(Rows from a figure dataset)
----

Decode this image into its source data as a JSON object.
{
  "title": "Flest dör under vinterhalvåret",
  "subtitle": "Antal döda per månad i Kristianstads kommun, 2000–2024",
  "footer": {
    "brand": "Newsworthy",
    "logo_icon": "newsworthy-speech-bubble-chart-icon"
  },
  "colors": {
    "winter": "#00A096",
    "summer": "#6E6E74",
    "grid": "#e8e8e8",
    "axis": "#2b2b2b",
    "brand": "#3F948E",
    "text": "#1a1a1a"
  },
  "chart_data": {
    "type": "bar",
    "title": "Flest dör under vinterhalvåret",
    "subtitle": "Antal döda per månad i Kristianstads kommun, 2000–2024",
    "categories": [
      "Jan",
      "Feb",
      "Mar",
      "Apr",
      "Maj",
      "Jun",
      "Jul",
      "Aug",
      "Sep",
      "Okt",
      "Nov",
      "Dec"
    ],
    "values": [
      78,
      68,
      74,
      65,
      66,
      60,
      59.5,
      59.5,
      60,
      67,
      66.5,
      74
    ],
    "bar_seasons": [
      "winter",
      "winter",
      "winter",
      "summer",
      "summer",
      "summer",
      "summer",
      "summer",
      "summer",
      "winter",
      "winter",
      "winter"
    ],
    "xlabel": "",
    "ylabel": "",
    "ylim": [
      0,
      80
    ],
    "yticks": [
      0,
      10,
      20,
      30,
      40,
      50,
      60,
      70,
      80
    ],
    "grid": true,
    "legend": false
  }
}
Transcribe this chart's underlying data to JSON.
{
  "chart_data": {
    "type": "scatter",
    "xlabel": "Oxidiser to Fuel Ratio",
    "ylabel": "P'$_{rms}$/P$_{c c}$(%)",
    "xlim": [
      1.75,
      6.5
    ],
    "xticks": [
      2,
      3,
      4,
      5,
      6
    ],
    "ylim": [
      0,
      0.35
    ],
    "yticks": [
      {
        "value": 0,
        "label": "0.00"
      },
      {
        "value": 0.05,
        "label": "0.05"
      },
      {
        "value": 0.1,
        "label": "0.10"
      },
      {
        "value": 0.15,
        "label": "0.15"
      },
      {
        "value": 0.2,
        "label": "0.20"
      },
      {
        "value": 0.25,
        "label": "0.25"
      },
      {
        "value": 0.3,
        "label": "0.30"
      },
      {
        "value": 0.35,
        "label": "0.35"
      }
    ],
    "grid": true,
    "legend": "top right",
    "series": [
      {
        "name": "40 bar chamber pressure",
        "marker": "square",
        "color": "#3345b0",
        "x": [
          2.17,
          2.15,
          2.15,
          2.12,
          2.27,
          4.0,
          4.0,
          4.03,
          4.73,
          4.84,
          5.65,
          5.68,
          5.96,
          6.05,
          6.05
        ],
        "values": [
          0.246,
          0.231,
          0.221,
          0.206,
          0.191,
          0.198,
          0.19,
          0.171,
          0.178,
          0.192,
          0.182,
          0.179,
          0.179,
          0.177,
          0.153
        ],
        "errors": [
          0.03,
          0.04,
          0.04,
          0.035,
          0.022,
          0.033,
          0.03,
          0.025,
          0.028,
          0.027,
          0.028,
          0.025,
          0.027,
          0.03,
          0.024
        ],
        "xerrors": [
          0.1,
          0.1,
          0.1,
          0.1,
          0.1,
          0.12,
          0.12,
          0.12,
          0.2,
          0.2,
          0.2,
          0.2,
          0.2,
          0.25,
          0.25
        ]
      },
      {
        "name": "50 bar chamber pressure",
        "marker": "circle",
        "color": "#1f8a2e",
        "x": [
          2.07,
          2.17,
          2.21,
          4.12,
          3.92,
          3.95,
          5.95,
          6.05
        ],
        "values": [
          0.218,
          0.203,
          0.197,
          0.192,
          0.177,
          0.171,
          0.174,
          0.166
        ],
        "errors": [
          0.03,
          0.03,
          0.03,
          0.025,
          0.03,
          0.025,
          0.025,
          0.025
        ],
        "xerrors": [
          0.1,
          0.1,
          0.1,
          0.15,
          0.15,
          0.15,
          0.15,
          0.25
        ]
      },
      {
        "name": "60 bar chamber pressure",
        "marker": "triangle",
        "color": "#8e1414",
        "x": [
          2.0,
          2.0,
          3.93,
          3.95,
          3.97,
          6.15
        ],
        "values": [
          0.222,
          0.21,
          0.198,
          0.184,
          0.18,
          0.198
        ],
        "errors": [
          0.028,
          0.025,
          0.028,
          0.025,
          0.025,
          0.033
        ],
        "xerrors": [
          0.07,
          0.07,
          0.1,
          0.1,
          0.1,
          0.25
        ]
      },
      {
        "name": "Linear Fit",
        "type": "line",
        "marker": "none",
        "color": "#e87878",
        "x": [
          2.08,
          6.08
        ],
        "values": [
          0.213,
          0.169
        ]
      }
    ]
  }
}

----

▶ **REQUIREMENTS**
Please give back all of the records exactly as written.

▶ **RESULT**
Decode this image into its source data as a JSON object.
{
  "title": "Flest dör under vinterhalvåret",
  "subtitle": "Antal döda per månad i Kristianstads kommun, 2000–2024",
  "footer": {
    "brand": "Newsworthy",
    "logo_icon": "newsworthy-speech-bubble-chart-icon"
  },
  "colors": {
    "winter": "#00A096",
    "summer": "#6E6E74",
    "grid": "#e8e8e8",
    "axis": "#2b2b2b",
    "brand": "#3F948E",
    "text": "#1a1a1a"
  },
  "chart_data": {
    "type": "bar",
    "title": "Flest dör under vinterhalvåret",
    "subtitle": "Antal döda per månad i Kristianstads kommun, 2000–2024",
    "categories": [
      "Jan",
      "Feb",
      "Mar",
      "Apr",
      "Maj",
      "Jun",
      "Jul",
      "Aug",
      "Sep",
      "Okt",
      "Nov",
      "Dec"
    ],
    "values": [
      78,
      68,
      74,
      65,
      66,
      60,
      59.5,
      59.5,
      60,
      67,
      66.5,
      74
    ],
    "bar_seasons": [
      "winter",
      "winter",
      "winter",
      "summer",
      "summer",
      "summer",
      "summer",
      "summer",
      "summer",
      "winter",
      "winter",
      "winter"
    ],
    "xlabel": "",
    "ylabel": "",
    "ylim": [
      0,
      80
    ],
    "yticks": [
      0,
      10,
      20,
      30,
      40,
      50,
      60,
      70,
      80
    ],
    "grid": true,
    "legend": false
  }
}
Transcribe this chart's underlying data to JSON.
{
  "chart_data": {
    "type": "scatter",
    "xlabel": "Oxidiser to Fuel Ratio",
    "ylabel": "P'$_{rms}$/P$_{c c}$(%)",
    "xlim": [
      1.75,
      6.5
    ],
    "xticks": [
      2,
      3,
      4,
      5,
      6
    ],
    "ylim": [
      0,
      0.35
    ],
    "yticks": [
      {
        "value": 0,
        "label": "0.00"
      },
      {
        "value": 0.05,
        "label": "0.05"
      },
      {
        "value": 0.1,
        "label": "0.10"
      },
      {
        "value": 0.15,
        "label": "0.15"
      },
      {
        "value": 0.2,
        "label": "0.20"
      },
      {
        "value": 0.25,
        "label": "0.25"
      },
      {
        "value": 0.3,
        "label": "0.30"
      },
      {
        "value": 0.35,
        "label": "0.35"
      }
    ],
    "grid": true,
    "legend": "top right",
    "series": [
      {
        "name": "40 bar chamber pressure",
        "marker": "square",
        "color": "#3345b0",
        "x": [
          2.17,
          2.15,
          2.15,
          2.12,
          2.27,
          4.0,
          4.0,
          4.03,
          4.73,
          4.84,
          5.65,
          5.68,
          5.96,
          6.05,
          6.05
        ],
        "values": [
          0.246,
          0.231,
          0.221,
          0.206,
          0.191,
          0.198,
          0.19,
          0.171,
          0.178,
          0.192,
          0.182,
          0.179,
          0.179,
          0.177,
          0.153
        ],
        "errors": [
          0.03,
          0.04,
          0.04,
          0.035,
          0.022,
          0.033,
          0.03,
          0.025,
          0.028,
          0.027,
          0.028,
          0.025,
          0.027,
          0.03,
          0.024
        ],
        "xerrors": [
          0.1,
          0.1,
          0.1,
          0.1,
          0.1,
          0.12,
          0.12,
          0.12,
          0.2,
          0.2,
          0.2,
          0.2,
          0.2,
          0.25,
          0.25
        ]
      },
      {
        "name": "50 bar chamber pressure",
        "marker": "circle",
        "color": "#1f8a2e",
        "x": [
          2.07,
          2.17,
          2.21,
          4.12,
          3.92,
          3.95,
          5.95,
          6.05
        ],
        "values": [
          0.218,
          0.203,
          0.197,
          0.192,
          0.177,
          0.171,
          0.174,
          0.166
        ],
        "errors": [
          0.03,
          0.03,
          0.03,
          0.025,
          0.03,
          0.025,
          0.025,
          0.025
        ],
        "xerrors": [
          0.1,
          0.1,
          0.1,
          0.15,
          0.15,
          0.15,
          0.15,
          0.25
        ]
      },
      {
        "name": "60 bar chamber pressure",
        "marker": "triangle",
        "color": "#8e1414",
        "x": [
          2.0,
          2.0,
          3.93,
          3.95,
          3.97,
          6.15
        ],
        "values": [
          0.222,
          0.21,
          0.198,
          0.184,
          0.18,
          0.198
        ],
        "errors": [
          0.028,
          0.025,
          0.028,
          0.025,
          0.025,
          0.033
        ],
        "xerrors": [
          0.07,
          0.07,
          0.1,
          0.1,
          0.1,
          0.25
        ]
      },
      {
        "name": "Linear Fit",
        "type": "line",
        "marker": "none",
        "color": "#e87878",
        "x": [
          2.08,
          6.08
        ],
        "values": [
          0.213,
          0.169
        ]
      }
    ]
  }
}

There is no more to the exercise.